Dataset excerpts |
^^^^^^^^

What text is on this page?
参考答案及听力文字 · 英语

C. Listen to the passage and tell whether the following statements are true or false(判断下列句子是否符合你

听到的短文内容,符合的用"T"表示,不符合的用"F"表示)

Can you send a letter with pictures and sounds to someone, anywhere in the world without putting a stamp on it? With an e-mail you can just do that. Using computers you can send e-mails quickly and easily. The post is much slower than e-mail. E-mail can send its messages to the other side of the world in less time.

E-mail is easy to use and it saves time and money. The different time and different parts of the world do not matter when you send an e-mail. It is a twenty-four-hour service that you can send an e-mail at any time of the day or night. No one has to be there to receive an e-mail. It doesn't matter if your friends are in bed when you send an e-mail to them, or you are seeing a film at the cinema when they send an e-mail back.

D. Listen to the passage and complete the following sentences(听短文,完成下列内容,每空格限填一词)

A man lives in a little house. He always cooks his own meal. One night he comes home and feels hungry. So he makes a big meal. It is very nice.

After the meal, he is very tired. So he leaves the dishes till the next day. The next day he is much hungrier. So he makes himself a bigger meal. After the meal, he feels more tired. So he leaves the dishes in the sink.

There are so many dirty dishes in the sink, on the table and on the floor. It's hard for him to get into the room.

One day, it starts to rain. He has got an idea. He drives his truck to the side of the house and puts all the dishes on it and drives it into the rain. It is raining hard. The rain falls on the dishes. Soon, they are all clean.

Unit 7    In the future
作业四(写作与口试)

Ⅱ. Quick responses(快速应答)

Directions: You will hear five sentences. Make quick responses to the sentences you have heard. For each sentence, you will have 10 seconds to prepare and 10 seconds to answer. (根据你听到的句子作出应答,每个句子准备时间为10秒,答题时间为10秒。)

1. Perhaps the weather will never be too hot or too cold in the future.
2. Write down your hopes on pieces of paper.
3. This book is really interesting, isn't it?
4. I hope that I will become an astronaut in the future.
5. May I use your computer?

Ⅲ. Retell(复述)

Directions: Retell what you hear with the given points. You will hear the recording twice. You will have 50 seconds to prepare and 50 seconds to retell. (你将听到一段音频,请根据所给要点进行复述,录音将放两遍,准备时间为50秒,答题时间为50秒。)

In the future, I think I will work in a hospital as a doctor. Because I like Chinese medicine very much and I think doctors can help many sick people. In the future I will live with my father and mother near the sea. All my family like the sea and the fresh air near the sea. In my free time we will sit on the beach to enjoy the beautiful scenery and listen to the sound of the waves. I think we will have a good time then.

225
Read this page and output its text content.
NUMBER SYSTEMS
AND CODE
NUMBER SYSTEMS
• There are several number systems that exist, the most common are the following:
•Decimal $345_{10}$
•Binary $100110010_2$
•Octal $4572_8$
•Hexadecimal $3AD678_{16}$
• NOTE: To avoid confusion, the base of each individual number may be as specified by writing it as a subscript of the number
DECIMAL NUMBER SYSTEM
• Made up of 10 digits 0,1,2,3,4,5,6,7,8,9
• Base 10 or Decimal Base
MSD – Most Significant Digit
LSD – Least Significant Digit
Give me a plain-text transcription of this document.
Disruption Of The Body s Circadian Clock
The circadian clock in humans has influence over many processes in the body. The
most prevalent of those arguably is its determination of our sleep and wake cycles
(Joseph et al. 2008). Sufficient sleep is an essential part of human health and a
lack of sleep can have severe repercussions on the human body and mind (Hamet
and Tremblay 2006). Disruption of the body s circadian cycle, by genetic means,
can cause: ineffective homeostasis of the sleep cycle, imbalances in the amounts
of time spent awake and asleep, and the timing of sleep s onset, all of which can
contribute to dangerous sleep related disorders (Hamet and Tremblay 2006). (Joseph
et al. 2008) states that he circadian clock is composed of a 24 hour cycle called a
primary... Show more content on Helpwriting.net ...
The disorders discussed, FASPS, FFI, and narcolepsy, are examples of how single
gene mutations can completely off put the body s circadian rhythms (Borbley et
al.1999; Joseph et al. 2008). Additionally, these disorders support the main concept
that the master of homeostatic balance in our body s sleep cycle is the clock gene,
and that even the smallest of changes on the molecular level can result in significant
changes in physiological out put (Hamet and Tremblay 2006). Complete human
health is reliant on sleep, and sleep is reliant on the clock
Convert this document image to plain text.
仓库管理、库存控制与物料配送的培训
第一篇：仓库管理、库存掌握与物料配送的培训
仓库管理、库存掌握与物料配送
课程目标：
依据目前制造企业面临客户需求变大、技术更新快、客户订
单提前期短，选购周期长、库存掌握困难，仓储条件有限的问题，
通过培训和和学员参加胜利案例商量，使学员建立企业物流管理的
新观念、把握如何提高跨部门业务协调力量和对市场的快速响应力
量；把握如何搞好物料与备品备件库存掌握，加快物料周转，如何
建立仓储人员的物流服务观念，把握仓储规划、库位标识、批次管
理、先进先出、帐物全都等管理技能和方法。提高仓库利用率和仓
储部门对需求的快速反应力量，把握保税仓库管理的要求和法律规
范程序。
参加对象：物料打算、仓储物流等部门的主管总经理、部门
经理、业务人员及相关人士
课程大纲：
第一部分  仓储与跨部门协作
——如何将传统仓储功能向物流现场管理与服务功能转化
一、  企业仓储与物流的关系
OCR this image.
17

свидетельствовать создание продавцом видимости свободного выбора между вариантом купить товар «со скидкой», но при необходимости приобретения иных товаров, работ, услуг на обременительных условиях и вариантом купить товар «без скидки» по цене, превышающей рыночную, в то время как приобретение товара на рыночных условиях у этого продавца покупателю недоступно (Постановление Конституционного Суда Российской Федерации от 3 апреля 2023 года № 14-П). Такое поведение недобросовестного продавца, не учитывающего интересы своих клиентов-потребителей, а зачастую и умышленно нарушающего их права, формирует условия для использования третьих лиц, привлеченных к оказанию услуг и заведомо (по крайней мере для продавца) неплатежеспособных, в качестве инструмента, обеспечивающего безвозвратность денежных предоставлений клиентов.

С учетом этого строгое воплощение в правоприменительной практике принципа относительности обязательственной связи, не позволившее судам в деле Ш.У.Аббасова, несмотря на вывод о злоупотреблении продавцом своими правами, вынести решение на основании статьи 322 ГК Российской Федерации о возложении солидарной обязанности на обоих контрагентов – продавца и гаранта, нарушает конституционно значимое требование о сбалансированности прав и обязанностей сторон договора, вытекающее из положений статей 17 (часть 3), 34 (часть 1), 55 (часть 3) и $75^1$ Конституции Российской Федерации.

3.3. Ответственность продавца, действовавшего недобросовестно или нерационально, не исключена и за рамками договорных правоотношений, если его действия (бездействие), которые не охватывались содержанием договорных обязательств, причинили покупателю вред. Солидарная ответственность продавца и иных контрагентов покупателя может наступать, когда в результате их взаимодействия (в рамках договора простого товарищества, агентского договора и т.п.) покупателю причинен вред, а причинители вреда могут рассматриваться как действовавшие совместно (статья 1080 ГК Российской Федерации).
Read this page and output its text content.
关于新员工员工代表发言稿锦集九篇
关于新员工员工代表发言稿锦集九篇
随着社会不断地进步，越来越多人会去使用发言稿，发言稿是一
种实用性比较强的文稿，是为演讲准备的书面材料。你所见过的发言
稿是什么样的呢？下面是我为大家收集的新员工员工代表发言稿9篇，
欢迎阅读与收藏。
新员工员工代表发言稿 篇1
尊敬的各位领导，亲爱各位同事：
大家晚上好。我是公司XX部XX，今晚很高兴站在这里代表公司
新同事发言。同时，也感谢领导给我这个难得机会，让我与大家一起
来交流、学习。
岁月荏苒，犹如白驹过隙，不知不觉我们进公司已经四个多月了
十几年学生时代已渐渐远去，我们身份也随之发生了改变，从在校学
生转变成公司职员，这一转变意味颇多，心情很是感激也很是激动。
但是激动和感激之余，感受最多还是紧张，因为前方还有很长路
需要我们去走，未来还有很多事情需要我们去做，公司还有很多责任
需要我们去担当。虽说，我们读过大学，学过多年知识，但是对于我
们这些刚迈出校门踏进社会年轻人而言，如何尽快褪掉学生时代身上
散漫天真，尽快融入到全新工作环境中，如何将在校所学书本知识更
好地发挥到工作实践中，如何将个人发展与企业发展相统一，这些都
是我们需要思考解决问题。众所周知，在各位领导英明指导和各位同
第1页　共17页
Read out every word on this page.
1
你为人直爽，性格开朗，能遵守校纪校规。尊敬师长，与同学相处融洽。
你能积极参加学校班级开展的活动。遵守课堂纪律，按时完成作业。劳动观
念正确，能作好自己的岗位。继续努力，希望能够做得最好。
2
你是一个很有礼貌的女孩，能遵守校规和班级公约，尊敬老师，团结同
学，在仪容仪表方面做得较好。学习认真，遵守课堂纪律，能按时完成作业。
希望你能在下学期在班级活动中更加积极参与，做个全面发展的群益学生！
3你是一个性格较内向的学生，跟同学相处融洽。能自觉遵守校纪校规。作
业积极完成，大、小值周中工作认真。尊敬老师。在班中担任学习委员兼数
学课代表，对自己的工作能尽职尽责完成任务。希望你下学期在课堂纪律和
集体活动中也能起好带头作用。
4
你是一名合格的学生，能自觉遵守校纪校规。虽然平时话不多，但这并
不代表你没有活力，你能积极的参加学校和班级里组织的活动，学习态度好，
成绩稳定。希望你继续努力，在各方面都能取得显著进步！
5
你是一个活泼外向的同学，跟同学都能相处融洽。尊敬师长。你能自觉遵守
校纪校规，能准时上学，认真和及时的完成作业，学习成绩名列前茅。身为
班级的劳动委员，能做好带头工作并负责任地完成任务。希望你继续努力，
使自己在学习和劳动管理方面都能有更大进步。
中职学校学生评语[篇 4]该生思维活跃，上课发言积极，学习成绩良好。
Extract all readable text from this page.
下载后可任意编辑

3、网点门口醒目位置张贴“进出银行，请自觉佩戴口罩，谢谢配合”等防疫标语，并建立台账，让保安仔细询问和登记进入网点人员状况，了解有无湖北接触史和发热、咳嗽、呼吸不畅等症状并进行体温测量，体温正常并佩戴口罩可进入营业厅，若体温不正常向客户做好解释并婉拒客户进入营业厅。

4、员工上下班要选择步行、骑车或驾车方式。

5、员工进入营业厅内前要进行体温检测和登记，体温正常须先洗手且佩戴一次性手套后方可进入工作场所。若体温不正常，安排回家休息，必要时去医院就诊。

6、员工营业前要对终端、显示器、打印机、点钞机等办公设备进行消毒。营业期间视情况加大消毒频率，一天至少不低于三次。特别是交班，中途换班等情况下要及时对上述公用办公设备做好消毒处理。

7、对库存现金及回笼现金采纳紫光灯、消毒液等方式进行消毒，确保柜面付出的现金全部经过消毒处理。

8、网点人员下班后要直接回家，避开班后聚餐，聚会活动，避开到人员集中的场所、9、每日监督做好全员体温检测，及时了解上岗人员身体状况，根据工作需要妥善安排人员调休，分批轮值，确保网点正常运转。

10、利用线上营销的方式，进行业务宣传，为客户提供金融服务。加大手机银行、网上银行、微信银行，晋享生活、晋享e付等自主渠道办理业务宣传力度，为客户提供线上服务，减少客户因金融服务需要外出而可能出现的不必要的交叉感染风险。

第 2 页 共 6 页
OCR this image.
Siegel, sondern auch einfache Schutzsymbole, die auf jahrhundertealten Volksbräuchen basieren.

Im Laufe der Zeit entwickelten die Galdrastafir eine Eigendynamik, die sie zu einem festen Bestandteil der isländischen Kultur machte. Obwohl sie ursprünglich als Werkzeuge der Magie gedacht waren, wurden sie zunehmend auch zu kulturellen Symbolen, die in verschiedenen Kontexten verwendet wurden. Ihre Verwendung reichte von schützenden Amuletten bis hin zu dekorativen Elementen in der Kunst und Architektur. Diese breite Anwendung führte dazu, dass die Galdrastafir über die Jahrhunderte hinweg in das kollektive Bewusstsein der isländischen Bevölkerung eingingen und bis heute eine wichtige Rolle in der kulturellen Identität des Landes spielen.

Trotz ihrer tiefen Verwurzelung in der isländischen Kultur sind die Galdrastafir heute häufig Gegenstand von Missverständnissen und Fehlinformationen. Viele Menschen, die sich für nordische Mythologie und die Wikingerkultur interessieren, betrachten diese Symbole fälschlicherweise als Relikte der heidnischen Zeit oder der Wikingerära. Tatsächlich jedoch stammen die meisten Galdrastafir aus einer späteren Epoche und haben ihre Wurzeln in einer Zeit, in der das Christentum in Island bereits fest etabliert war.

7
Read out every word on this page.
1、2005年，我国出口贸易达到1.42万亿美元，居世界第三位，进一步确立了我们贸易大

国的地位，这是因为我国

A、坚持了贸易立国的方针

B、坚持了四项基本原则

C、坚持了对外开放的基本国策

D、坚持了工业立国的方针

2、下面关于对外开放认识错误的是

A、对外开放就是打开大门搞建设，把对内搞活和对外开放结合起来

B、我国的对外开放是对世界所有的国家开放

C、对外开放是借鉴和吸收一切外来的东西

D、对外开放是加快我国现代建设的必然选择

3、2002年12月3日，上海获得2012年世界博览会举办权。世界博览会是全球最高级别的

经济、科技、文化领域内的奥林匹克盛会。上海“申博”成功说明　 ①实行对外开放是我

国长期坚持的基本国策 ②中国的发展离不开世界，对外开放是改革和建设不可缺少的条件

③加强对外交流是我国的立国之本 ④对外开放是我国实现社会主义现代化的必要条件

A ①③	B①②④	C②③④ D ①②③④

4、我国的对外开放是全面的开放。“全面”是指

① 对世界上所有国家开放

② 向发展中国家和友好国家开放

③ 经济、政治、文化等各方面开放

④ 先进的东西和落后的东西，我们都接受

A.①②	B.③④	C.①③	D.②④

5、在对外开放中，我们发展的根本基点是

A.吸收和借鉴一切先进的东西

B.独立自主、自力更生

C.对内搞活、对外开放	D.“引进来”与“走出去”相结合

^^^^^^^^

Work instructions | Find and copy every line in the entries above where the string "尊敬师长" occurs.

Result for this task |
你为人直爽，性格开朗，能遵守校纪校规。尊敬师长，与同学相处融洽。
你是一个活泼外向的同学，跟同学都能相处融洽。尊敬师长。你能自觉遵守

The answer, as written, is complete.